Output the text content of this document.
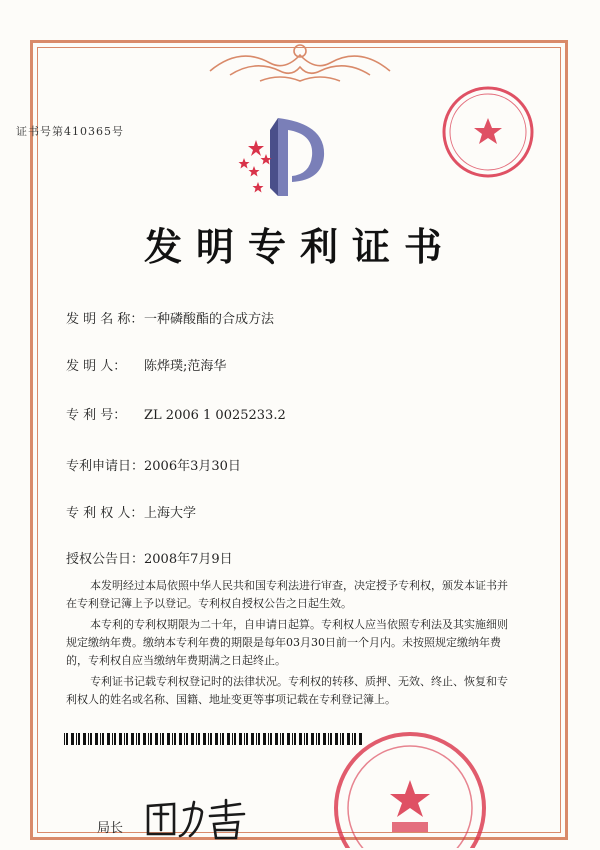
证书号第410365号
发明专利证书
发 明 名 称：一种磷酸酯的合成方法
发 明 人： 陈烨璞;范海华
专 利 号： ZL 2006 1 0025233.2
专利申请日：2006年3月30日
专 利 权 人：上海大学
授权公告日：2008年7月9日

本发明经过本局依照中华人民共和国专利法进行审查，决定授予专利权，颁发本证书并在专利登记簿上予以登记。专利权自授权公告之日起生效。

本专利的专利权期限为二十年，自申请日起算。专利权人应当依照专利法及其实施细则规定缴纳年费。缴纳本专利年费的期限是每年03月30日前一个月内。未按照规定缴纳年费的，专利权自应当缴纳年费期满之日起终止。

专利证书记载专利权登记时的法律状况。专利权的转移、质押、无效、终止、恢复和专利权人的姓名或名称、国籍、地址变更等事项记载在专利登记簿上。

局长
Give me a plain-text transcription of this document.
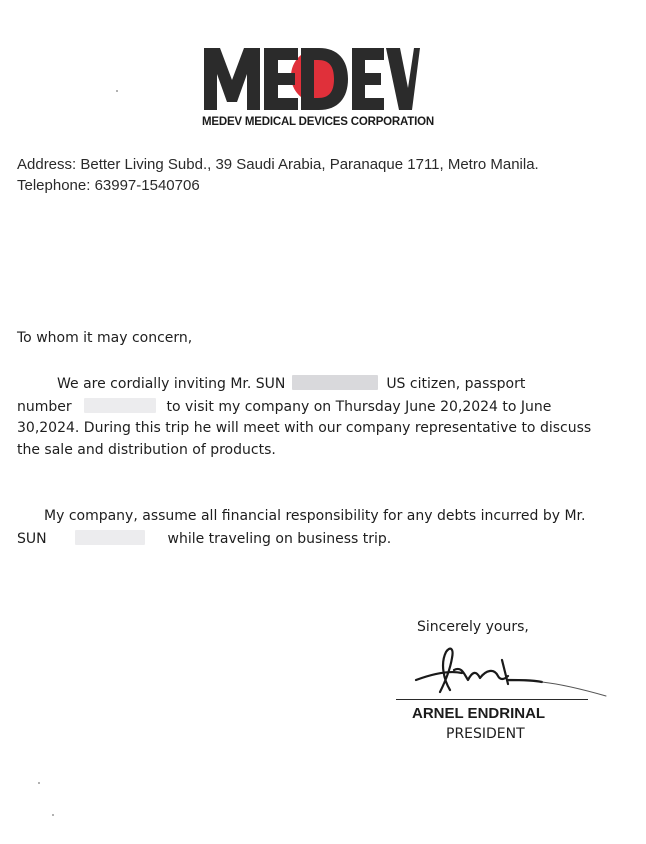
MEDEV MEDICAL DEVICES CORPORATION
Address: Better Living Subd., 39 Saudi Arabia, Paranaque 1711, Metro Manila.
Telephone: 63997-1540706
To whom it may concern,
We are cordially inviting Mr. SUN	US citizen, passport
number	to visit my company on Thursday June 20,2024 to June
30,2024. During this trip he will meet with our company representative to discuss
the sale and distribution of products.
My company, assume all financial responsibility for any debts incurred by Mr.
SUN	while traveling on business trip.
Sincerely yours,
ARNEL ENDRINAL
PRESIDENT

■ **What to work on**:
Within the material above, find the lines that contain the word "this"; copy them.

■ **Worked solution**:
Output the text content of this document.
Give me a plain-text transcription of this document.
30,2024. During this trip he will meet with our company representative to discuss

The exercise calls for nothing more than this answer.